SET TASK >>
From the records, pick out and copy each line containing "with".

Start SOURCE DATA

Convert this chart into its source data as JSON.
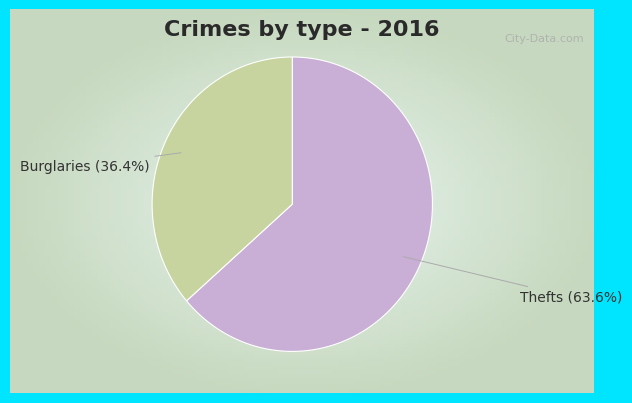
{
  "title": "Crimes by type - 2016",
  "slices": [
    63.6,
    36.4
  ],
  "labels": [
    "Thefts (63.6%)",
    "Burglaries (36.4%)"
  ],
  "colors": [
    "#c9aed6",
    "#c8d4a0"
  ],
  "background_cyan": "#00e5ff",
  "background_grad_center": "#e8f5f0",
  "background_grad_edge": "#c8ede0",
  "title_fontsize": 16,
  "label_fontsize": 10,
  "startangle": 90,
  "watermark": "City-Data.com",
  "title_color": "#2a2a2a"
}
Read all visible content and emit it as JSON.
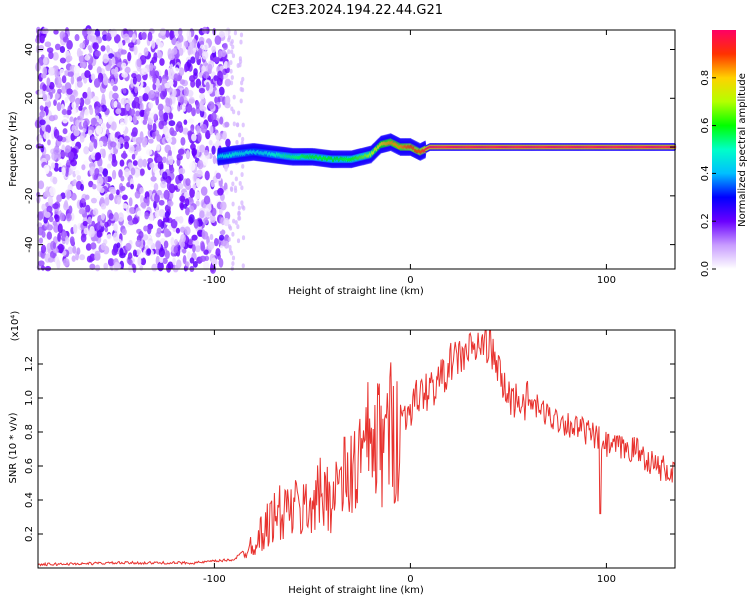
{
  "title": "C2E3.2024.194.22.44.G21",
  "chart_data": [
    {
      "type": "heatmap",
      "xlabel": "Height of straight line (km)",
      "ylabel": "Frequency (Hz)",
      "xlim": [
        -190,
        135
      ],
      "ylim": [
        -50,
        48
      ],
      "x_ticks": [
        -100,
        0,
        100
      ],
      "y_ticks": [
        -40,
        -20,
        0,
        20,
        40
      ],
      "colorbar": {
        "label": "Normalized spectral amplitude",
        "range": [
          0.0,
          1.0
        ],
        "ticks": [
          0.0,
          0.2,
          0.4,
          0.6,
          0.8
        ],
        "colors": [
          "#ffffff",
          "#c89cff",
          "#6a00ff",
          "#0000ff",
          "#00bfff",
          "#00ffc8",
          "#00ff00",
          "#b4ff00",
          "#ffd200",
          "#ff3200",
          "#ff0064"
        ]
      },
      "signal_track": {
        "x": [
          -98,
          -90,
          -80,
          -70,
          -60,
          -50,
          -40,
          -30,
          -20,
          -15,
          -10,
          -5,
          0,
          5,
          10,
          20,
          40,
          60,
          80,
          100,
          120,
          135
        ],
        "freq": [
          -4,
          -3,
          -2,
          -3,
          -4,
          -4,
          -5,
          -5,
          -3,
          1,
          2,
          0,
          0,
          -2,
          0,
          0,
          0,
          0,
          0,
          0,
          0,
          0
        ],
        "amplitude": [
          0.45,
          0.5,
          0.45,
          0.5,
          0.55,
          0.6,
          0.6,
          0.6,
          0.7,
          0.8,
          0.85,
          0.85,
          0.9,
          0.9,
          1.0,
          1.0,
          1.0,
          1.0,
          1.0,
          1.0,
          1.0,
          1.0
        ]
      }
    },
    {
      "type": "line",
      "xlabel": "Height of straight line (km)",
      "ylabel": "SNR (10 * v/v)",
      "y_multiplier": "(x10⁴)",
      "xlim": [
        -190,
        135
      ],
      "ylim": [
        0,
        1.4
      ],
      "x_ticks": [
        -100,
        0,
        100
      ],
      "y_ticks": [
        0.2,
        0.4,
        0.6,
        0.8,
        1.0,
        1.2
      ],
      "series": [
        {
          "color": "#e8322e",
          "x": [
            -190,
            -150,
            -110,
            -90,
            -80,
            -75,
            -70,
            -60,
            -55,
            -50,
            -40,
            -30,
            -25,
            -20,
            -15,
            -10,
            -5,
            0,
            5,
            10,
            15,
            20,
            30,
            35,
            40,
            45,
            50,
            60,
            70,
            80,
            90,
            97,
            100,
            110,
            115,
            120,
            125,
            130,
            135
          ],
          "y": [
            0.02,
            0.03,
            0.03,
            0.05,
            0.15,
            0.22,
            0.3,
            0.35,
            0.33,
            0.4,
            0.45,
            0.55,
            0.65,
            0.75,
            0.72,
            0.8,
            0.85,
            0.95,
            1.02,
            1.05,
            1.1,
            1.2,
            1.28,
            1.3,
            1.33,
            1.15,
            1.0,
            0.98,
            0.9,
            0.85,
            0.8,
            0.75,
            0.72,
            0.7,
            0.7,
            0.65,
            0.6,
            0.58,
            0.55
          ]
        }
      ]
    }
  ]
}
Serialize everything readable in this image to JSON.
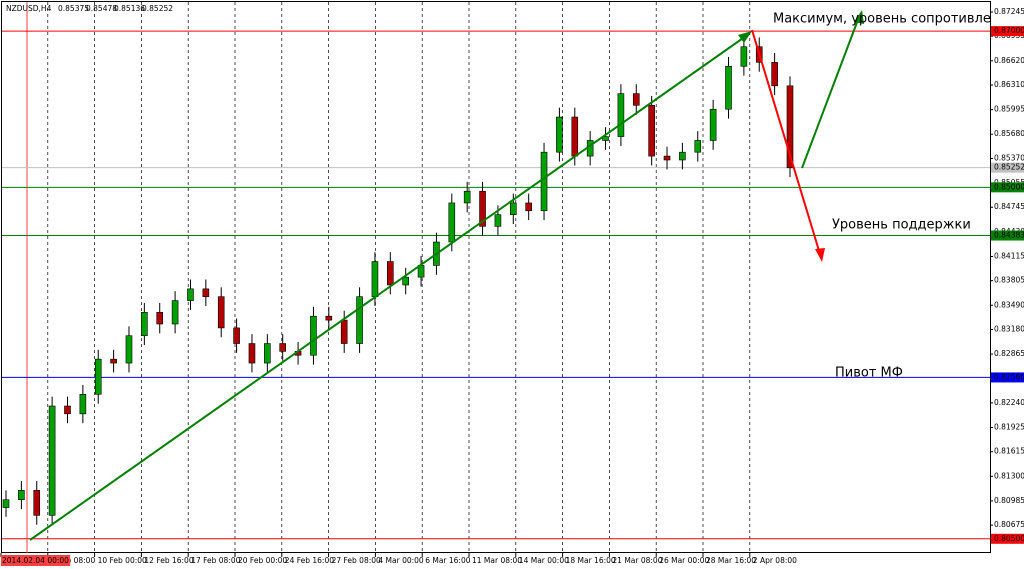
{
  "chart_data": {
    "type": "candlestick",
    "symbol": "NZDUSD,H4",
    "quote": [
      0.85375,
      0.85478,
      0.85136,
      0.85252
    ],
    "up_color": "#00a000",
    "down_color": "#b00000",
    "ylim": [
      0.80318,
      0.87373
    ],
    "yticks": [
      0.87245,
      0.86935,
      {
        "value": 0.8662,
        "label": "0.86620"
      },
      {
        "value": 0.8631,
        "label": "0.86310"
      },
      0.85995,
      {
        "value": 0.8568,
        "label": "0.85680"
      },
      {
        "value": 0.8537,
        "label": "0.85370"
      },
      0.85055,
      0.84745,
      {
        "value": 0.8443,
        "label": "0.84430"
      },
      0.84115,
      0.83805,
      {
        "value": 0.8349,
        "label": "0.83490"
      },
      {
        "value": 0.8318,
        "label": "0.83180"
      },
      0.82865,
      {
        "value": 0.8224,
        "label": "0.82240"
      },
      0.81925,
      0.81615,
      {
        "value": 0.813,
        "label": "0.81300"
      },
      0.80985,
      0.80675
    ],
    "time_labels": [
      "2014.02.04 00:00",
      "6 Feb 08:00",
      "10 Feb 00:00",
      "12 Feb 16:00",
      "17 Feb 08:00",
      "20 Feb 00:00",
      "24 Feb 16:00",
      "27 Feb 08:00",
      "4 Mar 00:00",
      "6 Mar 16:00",
      "11 Mar 08:00",
      "14 Mar 00:00",
      "18 Mar 16:00",
      "21 Mar 08:00",
      "26 Mar 00:00",
      "28 Mar 16:00",
      "2 Apr 08:00"
    ],
    "levels": [
      {
        "value": 0.87,
        "label": "0.87000",
        "color": "#ff0000"
      },
      {
        "value": 0.85252,
        "label": "0.85252",
        "color": "#c0c0c0"
      },
      {
        "value": 0.85,
        "label": "0.85000",
        "color": "#008000"
      },
      {
        "value": 0.84383,
        "label": "0.84383",
        "color": "#008000"
      },
      {
        "value": 0.82566,
        "label": "0.82566",
        "color": "#0000ff"
      },
      {
        "value": 0.805,
        "label": "0.80500",
        "color": "#ff0000"
      }
    ],
    "annotations": [
      "Максимум, уровень сопротивления",
      "Уровень поддержки",
      "Пивот МФ"
    ],
    "open": [
      0.809,
      0.81,
      0.8112,
      0.808,
      0.822,
      0.821,
      0.8235,
      0.828,
      0.8275,
      0.831,
      0.834,
      0.8325,
      0.8355,
      0.837,
      0.836,
      0.832,
      0.83,
      0.8275,
      0.83,
      0.829,
      0.8285,
      0.8335,
      0.833,
      0.83,
      0.836,
      0.8405,
      0.8375,
      0.8385,
      0.84,
      0.843,
      0.848,
      0.8495,
      0.845,
      0.8465,
      0.848,
      0.847,
      0.8545,
      0.859,
      0.854,
      0.856,
      0.8565,
      0.862,
      0.8605,
      0.854,
      0.8535,
      0.8545,
      0.856,
      0.86,
      0.8655,
      0.868,
      0.866,
      0.863
    ],
    "high": [
      0.8112,
      0.8124,
      0.8124,
      0.8232,
      0.8232,
      0.8247,
      0.8292,
      0.8292,
      0.8322,
      0.8352,
      0.8352,
      0.8367,
      0.8382,
      0.8382,
      0.8372,
      0.8332,
      0.8312,
      0.8312,
      0.8312,
      0.8302,
      0.8347,
      0.8347,
      0.8342,
      0.8372,
      0.8417,
      0.8417,
      0.8397,
      0.8412,
      0.8442,
      0.8492,
      0.8507,
      0.8507,
      0.8477,
      0.8492,
      0.8492,
      0.8557,
      0.8602,
      0.8602,
      0.8572,
      0.8577,
      0.8632,
      0.8632,
      0.8617,
      0.8552,
      0.8557,
      0.8572,
      0.8612,
      0.8667,
      0.8692,
      0.8692,
      0.8672,
      0.8642
    ],
    "low": [
      0.8078,
      0.8088,
      0.8068,
      0.8068,
      0.8198,
      0.8198,
      0.8223,
      0.8263,
      0.8263,
      0.8298,
      0.8313,
      0.8313,
      0.8343,
      0.8348,
      0.8308,
      0.8288,
      0.8263,
      0.8263,
      0.8278,
      0.8273,
      0.8273,
      0.8318,
      0.8288,
      0.8288,
      0.8348,
      0.8363,
      0.8363,
      0.8373,
      0.8388,
      0.8418,
      0.8468,
      0.8438,
      0.8438,
      0.8453,
      0.8458,
      0.8458,
      0.8533,
      0.8528,
      0.8528,
      0.8548,
      0.8553,
      0.8593,
      0.8528,
      0.8523,
      0.8523,
      0.8533,
      0.8548,
      0.8588,
      0.8643,
      0.8648,
      0.8618,
      0.8513
    ],
    "close": [
      0.81,
      0.8112,
      0.808,
      0.822,
      0.821,
      0.8235,
      0.828,
      0.8275,
      0.831,
      0.834,
      0.8325,
      0.8355,
      0.837,
      0.836,
      0.832,
      0.83,
      0.8275,
      0.83,
      0.829,
      0.8285,
      0.8335,
      0.833,
      0.83,
      0.836,
      0.8405,
      0.8375,
      0.8385,
      0.84,
      0.843,
      0.848,
      0.8495,
      0.845,
      0.8465,
      0.848,
      0.847,
      0.8545,
      0.859,
      0.854,
      0.856,
      0.8565,
      0.862,
      0.8605,
      0.854,
      0.8535,
      0.8545,
      0.856,
      0.86,
      0.8655,
      0.868,
      0.866,
      0.863,
      0.8525
    ]
  }
}
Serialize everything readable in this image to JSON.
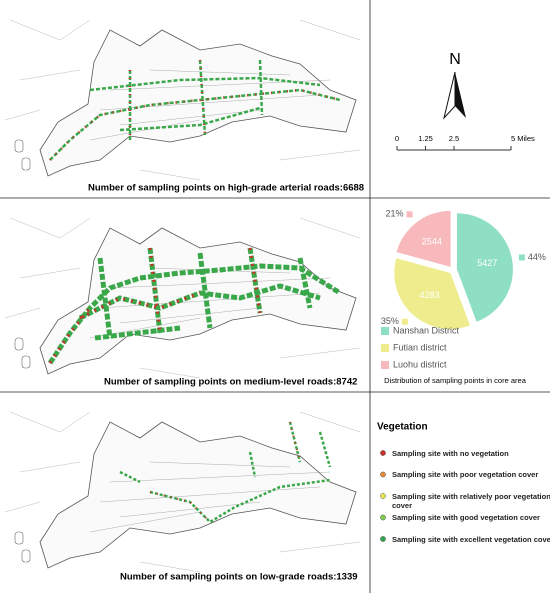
{
  "maps": [
    {
      "caption": "Number of sampling points on high-grade arterial roads:6688"
    },
    {
      "caption": "Number of sampling points on medium-level roads:8742"
    },
    {
      "caption": "Number of sampling points on low-grade roads:1339"
    }
  ],
  "north_arrow": {
    "label": "N"
  },
  "scale_bar": {
    "ticks": [
      0,
      1.25,
      2.5,
      {
        "value": 5,
        "label": "5 Miles"
      }
    ]
  },
  "chart_data": {
    "type": "pie",
    "caption": "Distribution of sampling points in core area",
    "categories": [
      "Nanshan District",
      "Futian district",
      "Luohu district"
    ],
    "values": [
      5427,
      4283,
      2544
    ],
    "percent_labels": [
      "44%",
      "35%",
      "21%"
    ],
    "colors": [
      "#8fdfc4",
      "#eeec8c",
      "#f8b9bd"
    ]
  },
  "legend": {
    "title": "Vegetation",
    "items": [
      {
        "label": "Sampling site with no vegetation",
        "color": "#c8312b"
      },
      {
        "label": "Sampling site with poor vegetation cover",
        "color": "#e88a3c"
      },
      {
        "label": "Sampling site with relatively poor vegetation cover",
        "color": "#ece44c"
      },
      {
        "label": "Sampling site with good vegetation cover",
        "color": "#7fce4d"
      },
      {
        "label": "Sampling site with excellent vegetation cover",
        "color": "#2ea64b"
      }
    ]
  }
}
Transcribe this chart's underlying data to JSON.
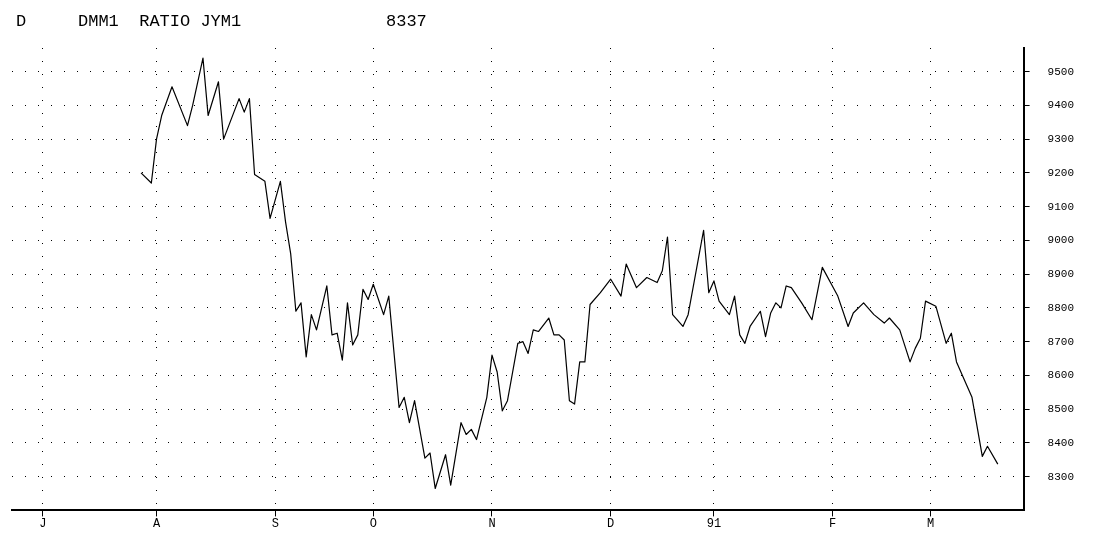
{
  "chart_data": {
    "type": "line",
    "title": "DMM1  RATIO JYM1",
    "annotations": [
      "D",
      "8337"
    ],
    "categories": [
      null,
      null,
      null,
      null,
      null,
      null,
      "J",
      null,
      null,
      null,
      null,
      null,
      null,
      null,
      null,
      null,
      null,
      null,
      null,
      null,
      null,
      null,
      null,
      null,
      null,
      null,
      null,
      null,
      "A",
      null,
      null,
      null,
      null,
      null,
      null,
      null,
      null,
      null,
      null,
      null,
      null,
      null,
      null,
      null,
      null,
      null,
      null,
      null,
      null,
      null,
      null,
      "S",
      null,
      null,
      null,
      null,
      null,
      null,
      null,
      null,
      null,
      null,
      null,
      null,
      null,
      null,
      null,
      null,
      null,
      null,
      "O",
      null,
      null,
      null,
      null,
      null,
      null,
      null,
      null,
      null,
      null,
      null,
      null,
      null,
      null,
      null,
      null,
      null,
      null,
      null,
      null,
      null,
      null,
      "N",
      null,
      null,
      null,
      null,
      null,
      null,
      null,
      null,
      null,
      null,
      null,
      null,
      null,
      null,
      null,
      null,
      null,
      null,
      null,
      null,
      null,
      null,
      "D",
      null,
      null,
      null,
      null,
      null,
      null,
      null,
      null,
      null,
      null,
      null,
      null,
      null,
      null,
      null,
      null,
      null,
      null,
      null,
      "91",
      null,
      null,
      null,
      null,
      null,
      null,
      null,
      null,
      null,
      null,
      null,
      null,
      null,
      null,
      null,
      null,
      null,
      null,
      null,
      null,
      null,
      null,
      "F",
      null,
      null,
      null,
      null,
      null,
      null,
      null,
      null,
      null,
      null,
      null,
      null,
      null,
      null,
      null,
      null,
      null,
      null,
      "M",
      null,
      null,
      null,
      null,
      null,
      null,
      null,
      null,
      null,
      null,
      null,
      null,
      null,
      null,
      null,
      null,
      null,
      null
    ],
    "ylim": [
      8200,
      9570
    ],
    "yticks": [
      8300,
      8400,
      8500,
      8600,
      8700,
      8800,
      8900,
      9000,
      9100,
      9200,
      9300,
      9400,
      9500
    ],
    "grid": true,
    "legend": false,
    "series": [
      {
        "color": "#000000",
        "values": [
          null,
          null,
          null,
          null,
          null,
          null,
          null,
          null,
          null,
          null,
          null,
          null,
          null,
          null,
          null,
          null,
          null,
          null,
          null,
          null,
          null,
          null,
          null,
          null,
          null,
          9200,
          null,
          9170,
          9300,
          9370,
          null,
          9455,
          null,
          null,
          9340,
          9400,
          null,
          9540,
          9370,
          null,
          9470,
          9300,
          9340,
          null,
          9420,
          9380,
          9420,
          9195,
          null,
          9175,
          9065,
          null,
          9175,
          9055,
          8960,
          8790,
          8815,
          8655,
          8780,
          8735,
          null,
          8865,
          8720,
          8725,
          8645,
          8815,
          8690,
          8720,
          8855,
          8825,
          8870,
          null,
          8780,
          8835,
          null,
          8505,
          8535,
          8460,
          8525,
          null,
          8355,
          8370,
          8265,
          null,
          8365,
          8275,
          null,
          8460,
          8425,
          8440,
          8410,
          null,
          8535,
          8660,
          8610,
          8495,
          8525,
          null,
          8695,
          8700,
          8665,
          8735,
          8730,
          null,
          8770,
          8720,
          8720,
          8705,
          8525,
          8515,
          8640,
          8640,
          8810,
          null,
          8845,
          null,
          8885,
          null,
          8835,
          8930,
          null,
          8860,
          null,
          8890,
          null,
          8875,
          8910,
          9010,
          8780,
          null,
          8745,
          8780,
          null,
          null,
          9030,
          8845,
          8880,
          8820,
          null,
          8780,
          8835,
          8720,
          8695,
          8745,
          null,
          8790,
          8715,
          8785,
          8815,
          8800,
          8865,
          8860,
          null,
          8815,
          null,
          8765,
          null,
          8920,
          null,
          null,
          8835,
          null,
          8745,
          8785,
          null,
          8815,
          null,
          8780,
          null,
          8755,
          8770,
          null,
          8735,
          null,
          8640,
          8680,
          8710,
          8820,
          null,
          8805,
          null,
          8695,
          8725,
          8640,
          null,
          8570,
          8535,
          null,
          8360,
          8390,
          null,
          8337,
          null,
          null,
          null,
          null,
          null
        ]
      }
    ]
  }
}
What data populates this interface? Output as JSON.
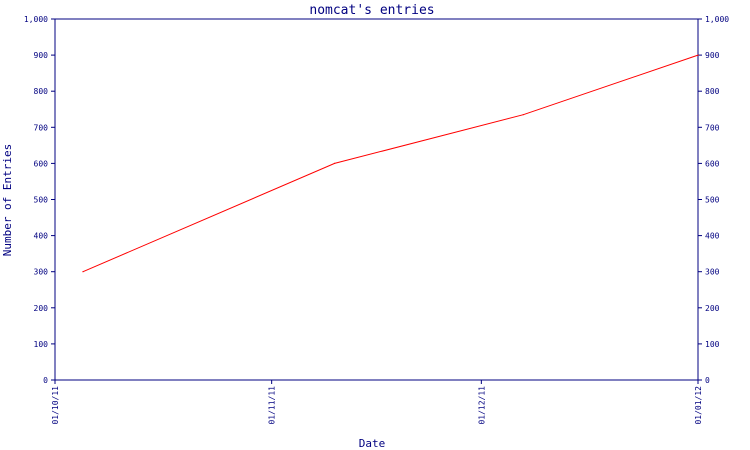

End SOURCE DATA

EXPECTED OUTPUT >>
        "label": "Sampling site with no vegetation",
        "label": "Sampling site with poor vegetation cover",
        "label": "Sampling site with relatively poor vegetation cover",
        "label": "Sampling site with good vegetation cover",
        "label": "Sampling site with excellent vegetation cover",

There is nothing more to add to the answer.